>> Start Records

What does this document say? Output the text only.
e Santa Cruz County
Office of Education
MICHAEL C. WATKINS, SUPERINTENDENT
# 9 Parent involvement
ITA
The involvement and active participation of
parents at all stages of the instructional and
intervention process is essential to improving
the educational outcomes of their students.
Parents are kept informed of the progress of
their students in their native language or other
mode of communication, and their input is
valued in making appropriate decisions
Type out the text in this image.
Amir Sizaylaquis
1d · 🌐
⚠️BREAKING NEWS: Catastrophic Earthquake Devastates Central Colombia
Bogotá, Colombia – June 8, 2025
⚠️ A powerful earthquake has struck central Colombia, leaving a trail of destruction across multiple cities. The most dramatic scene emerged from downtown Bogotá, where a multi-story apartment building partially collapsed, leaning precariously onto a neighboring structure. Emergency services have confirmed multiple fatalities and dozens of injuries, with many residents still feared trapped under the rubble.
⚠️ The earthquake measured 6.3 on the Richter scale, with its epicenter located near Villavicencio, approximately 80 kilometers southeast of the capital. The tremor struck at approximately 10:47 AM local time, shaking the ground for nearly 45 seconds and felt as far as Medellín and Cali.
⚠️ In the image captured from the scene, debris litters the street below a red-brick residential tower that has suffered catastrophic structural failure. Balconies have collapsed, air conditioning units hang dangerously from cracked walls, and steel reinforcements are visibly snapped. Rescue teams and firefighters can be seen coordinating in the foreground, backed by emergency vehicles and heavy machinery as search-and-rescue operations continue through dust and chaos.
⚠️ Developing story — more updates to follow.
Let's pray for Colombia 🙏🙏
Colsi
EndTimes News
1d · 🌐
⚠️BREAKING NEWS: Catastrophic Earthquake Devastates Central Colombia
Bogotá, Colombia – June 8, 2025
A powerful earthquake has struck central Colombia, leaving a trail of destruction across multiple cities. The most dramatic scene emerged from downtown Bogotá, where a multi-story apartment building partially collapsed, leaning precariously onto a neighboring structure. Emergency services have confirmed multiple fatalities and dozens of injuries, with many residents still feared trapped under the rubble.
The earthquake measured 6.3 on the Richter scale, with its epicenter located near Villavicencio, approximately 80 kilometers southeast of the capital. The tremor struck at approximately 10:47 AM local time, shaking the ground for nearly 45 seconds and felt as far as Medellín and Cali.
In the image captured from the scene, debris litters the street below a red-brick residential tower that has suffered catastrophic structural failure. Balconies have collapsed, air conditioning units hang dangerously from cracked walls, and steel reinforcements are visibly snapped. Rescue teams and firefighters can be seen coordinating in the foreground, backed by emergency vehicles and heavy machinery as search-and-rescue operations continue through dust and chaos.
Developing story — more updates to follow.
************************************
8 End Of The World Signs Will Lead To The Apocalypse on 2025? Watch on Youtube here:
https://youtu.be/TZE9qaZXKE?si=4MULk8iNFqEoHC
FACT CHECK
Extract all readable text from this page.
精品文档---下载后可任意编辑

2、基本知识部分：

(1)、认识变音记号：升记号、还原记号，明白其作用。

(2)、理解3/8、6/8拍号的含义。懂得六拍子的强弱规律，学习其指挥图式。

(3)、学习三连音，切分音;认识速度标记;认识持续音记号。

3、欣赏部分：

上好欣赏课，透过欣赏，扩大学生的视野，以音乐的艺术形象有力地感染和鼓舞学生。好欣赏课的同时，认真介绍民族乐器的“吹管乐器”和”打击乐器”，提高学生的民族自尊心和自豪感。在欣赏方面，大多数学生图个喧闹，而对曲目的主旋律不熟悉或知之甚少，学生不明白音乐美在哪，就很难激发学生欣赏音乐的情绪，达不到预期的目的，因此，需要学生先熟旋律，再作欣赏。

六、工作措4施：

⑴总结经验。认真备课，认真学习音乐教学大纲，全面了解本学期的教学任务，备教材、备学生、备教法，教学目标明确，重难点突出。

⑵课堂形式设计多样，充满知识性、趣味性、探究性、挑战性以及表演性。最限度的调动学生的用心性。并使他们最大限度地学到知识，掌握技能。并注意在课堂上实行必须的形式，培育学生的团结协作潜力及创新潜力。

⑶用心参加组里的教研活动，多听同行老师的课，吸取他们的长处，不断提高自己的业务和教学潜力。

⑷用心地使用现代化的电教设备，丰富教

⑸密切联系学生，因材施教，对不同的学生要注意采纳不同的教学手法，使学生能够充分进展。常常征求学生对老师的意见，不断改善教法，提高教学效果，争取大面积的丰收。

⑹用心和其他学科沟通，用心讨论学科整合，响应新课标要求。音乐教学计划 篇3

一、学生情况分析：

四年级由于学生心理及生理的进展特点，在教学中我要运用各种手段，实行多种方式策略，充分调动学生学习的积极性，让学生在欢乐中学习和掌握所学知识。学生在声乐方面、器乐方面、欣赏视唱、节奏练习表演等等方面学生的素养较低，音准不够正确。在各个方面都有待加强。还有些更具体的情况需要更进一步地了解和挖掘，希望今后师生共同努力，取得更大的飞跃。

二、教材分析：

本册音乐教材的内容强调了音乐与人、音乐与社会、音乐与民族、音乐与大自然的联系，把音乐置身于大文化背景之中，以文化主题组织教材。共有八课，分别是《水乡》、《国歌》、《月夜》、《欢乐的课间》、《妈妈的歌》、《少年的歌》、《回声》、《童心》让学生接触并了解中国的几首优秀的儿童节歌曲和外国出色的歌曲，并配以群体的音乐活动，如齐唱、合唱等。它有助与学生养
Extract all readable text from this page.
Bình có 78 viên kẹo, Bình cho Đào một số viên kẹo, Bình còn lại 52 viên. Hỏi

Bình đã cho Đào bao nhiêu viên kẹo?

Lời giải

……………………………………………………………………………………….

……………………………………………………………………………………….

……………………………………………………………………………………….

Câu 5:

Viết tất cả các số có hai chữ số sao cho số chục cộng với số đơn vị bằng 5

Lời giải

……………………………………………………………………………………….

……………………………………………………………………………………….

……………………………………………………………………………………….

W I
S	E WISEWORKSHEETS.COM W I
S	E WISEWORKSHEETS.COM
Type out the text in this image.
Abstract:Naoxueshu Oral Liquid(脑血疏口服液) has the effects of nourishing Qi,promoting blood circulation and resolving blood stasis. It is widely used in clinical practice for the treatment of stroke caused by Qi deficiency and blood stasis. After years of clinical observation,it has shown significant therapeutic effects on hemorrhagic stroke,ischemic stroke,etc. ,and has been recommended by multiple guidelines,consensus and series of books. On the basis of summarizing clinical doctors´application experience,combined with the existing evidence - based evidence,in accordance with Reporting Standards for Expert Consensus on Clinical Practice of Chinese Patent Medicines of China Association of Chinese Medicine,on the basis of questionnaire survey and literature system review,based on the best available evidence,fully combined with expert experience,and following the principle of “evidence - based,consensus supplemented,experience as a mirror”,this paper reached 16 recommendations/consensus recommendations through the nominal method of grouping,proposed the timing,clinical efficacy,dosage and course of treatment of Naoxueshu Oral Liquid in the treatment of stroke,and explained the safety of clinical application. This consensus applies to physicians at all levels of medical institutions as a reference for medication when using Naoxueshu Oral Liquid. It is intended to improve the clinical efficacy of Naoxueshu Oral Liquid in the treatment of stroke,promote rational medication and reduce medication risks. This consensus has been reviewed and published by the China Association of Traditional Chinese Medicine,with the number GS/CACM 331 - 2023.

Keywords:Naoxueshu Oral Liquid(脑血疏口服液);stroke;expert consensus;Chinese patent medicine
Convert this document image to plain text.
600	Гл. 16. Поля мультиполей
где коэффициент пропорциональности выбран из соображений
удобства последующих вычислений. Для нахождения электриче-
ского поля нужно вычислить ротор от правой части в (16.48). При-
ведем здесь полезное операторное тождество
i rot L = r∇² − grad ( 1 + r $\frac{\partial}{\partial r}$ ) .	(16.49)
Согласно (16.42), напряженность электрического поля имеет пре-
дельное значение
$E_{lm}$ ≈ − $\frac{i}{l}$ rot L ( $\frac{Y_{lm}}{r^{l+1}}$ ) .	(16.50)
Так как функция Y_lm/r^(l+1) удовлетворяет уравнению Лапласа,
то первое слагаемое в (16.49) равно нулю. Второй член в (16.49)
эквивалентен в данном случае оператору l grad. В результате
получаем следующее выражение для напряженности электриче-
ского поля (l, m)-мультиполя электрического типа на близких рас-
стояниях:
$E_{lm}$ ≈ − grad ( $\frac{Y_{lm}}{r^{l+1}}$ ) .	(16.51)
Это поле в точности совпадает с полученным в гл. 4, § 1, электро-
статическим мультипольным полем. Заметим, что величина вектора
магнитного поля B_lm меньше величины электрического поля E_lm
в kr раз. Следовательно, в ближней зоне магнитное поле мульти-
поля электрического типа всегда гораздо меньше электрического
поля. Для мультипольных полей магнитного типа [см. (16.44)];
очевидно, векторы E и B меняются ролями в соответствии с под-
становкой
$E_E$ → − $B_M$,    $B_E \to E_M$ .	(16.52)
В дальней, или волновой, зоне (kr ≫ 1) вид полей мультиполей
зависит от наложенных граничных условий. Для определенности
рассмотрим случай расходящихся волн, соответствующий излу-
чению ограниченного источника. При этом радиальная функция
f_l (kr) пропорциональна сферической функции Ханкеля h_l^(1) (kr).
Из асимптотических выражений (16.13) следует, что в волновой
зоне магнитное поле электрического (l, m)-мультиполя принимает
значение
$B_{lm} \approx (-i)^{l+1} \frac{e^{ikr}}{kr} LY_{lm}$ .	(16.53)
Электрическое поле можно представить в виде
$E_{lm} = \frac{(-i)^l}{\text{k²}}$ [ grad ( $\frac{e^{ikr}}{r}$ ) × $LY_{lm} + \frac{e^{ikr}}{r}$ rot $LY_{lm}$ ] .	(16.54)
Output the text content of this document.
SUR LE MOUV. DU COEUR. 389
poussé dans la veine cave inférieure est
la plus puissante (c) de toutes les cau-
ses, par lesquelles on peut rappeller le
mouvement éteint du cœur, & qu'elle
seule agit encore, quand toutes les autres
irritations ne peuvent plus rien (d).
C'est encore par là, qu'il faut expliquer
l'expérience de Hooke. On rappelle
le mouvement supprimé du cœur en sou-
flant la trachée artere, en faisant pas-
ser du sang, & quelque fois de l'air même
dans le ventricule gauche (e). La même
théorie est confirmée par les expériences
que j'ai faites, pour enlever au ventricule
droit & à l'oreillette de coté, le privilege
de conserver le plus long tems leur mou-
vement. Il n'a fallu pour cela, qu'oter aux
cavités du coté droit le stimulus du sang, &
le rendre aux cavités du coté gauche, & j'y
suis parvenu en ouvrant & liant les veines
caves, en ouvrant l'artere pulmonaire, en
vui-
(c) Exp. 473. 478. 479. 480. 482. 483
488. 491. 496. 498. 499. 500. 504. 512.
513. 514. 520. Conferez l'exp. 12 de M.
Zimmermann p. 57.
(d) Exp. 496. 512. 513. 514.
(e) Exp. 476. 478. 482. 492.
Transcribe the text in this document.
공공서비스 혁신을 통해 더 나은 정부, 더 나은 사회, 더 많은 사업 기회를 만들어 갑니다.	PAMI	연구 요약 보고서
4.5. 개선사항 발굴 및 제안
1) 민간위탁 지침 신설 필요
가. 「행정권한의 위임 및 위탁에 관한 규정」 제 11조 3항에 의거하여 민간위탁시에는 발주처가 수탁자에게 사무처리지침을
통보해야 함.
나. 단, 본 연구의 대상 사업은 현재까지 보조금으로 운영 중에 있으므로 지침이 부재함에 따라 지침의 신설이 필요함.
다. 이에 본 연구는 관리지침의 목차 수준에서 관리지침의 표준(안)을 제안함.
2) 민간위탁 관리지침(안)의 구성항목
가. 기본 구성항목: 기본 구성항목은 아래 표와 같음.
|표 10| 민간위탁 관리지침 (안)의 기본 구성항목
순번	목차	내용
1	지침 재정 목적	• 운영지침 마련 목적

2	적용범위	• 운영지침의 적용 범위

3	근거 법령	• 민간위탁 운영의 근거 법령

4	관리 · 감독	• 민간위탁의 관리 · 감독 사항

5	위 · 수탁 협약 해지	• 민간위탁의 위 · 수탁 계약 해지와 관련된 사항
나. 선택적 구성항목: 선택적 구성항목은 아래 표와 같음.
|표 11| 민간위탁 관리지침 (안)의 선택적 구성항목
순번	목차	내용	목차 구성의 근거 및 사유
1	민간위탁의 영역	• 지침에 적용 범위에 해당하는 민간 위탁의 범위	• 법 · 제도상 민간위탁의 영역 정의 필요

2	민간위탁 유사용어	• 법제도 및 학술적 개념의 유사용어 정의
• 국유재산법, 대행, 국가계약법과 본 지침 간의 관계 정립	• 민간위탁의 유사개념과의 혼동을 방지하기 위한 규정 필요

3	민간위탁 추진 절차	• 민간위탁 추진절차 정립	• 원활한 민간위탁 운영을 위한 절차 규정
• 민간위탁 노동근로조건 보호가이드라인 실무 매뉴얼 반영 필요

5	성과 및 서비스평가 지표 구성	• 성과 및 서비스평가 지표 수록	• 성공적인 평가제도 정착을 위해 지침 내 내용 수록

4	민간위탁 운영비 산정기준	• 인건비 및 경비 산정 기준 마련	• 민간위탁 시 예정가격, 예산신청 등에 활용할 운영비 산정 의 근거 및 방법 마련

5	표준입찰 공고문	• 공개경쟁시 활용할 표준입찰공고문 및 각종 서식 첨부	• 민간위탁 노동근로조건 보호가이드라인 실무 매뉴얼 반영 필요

>> End Records

▶ **Problem description**
Copy each line of the preceding data that contains the string "구성항목".

▶ **Exercise response**
2) 민간위탁 관리지침(안)의 구성항목
가. 기본 구성항목: 기본 구성항목은 아래 표와 같음.
|표 10| 민간위탁 관리지침 (안)의 기본 구성항목
나. 선택적 구성항목: 선택적 구성항목은 아래 표와 같음.
|표 11| 민간위탁 관리지침 (안)의 선택적 구성항목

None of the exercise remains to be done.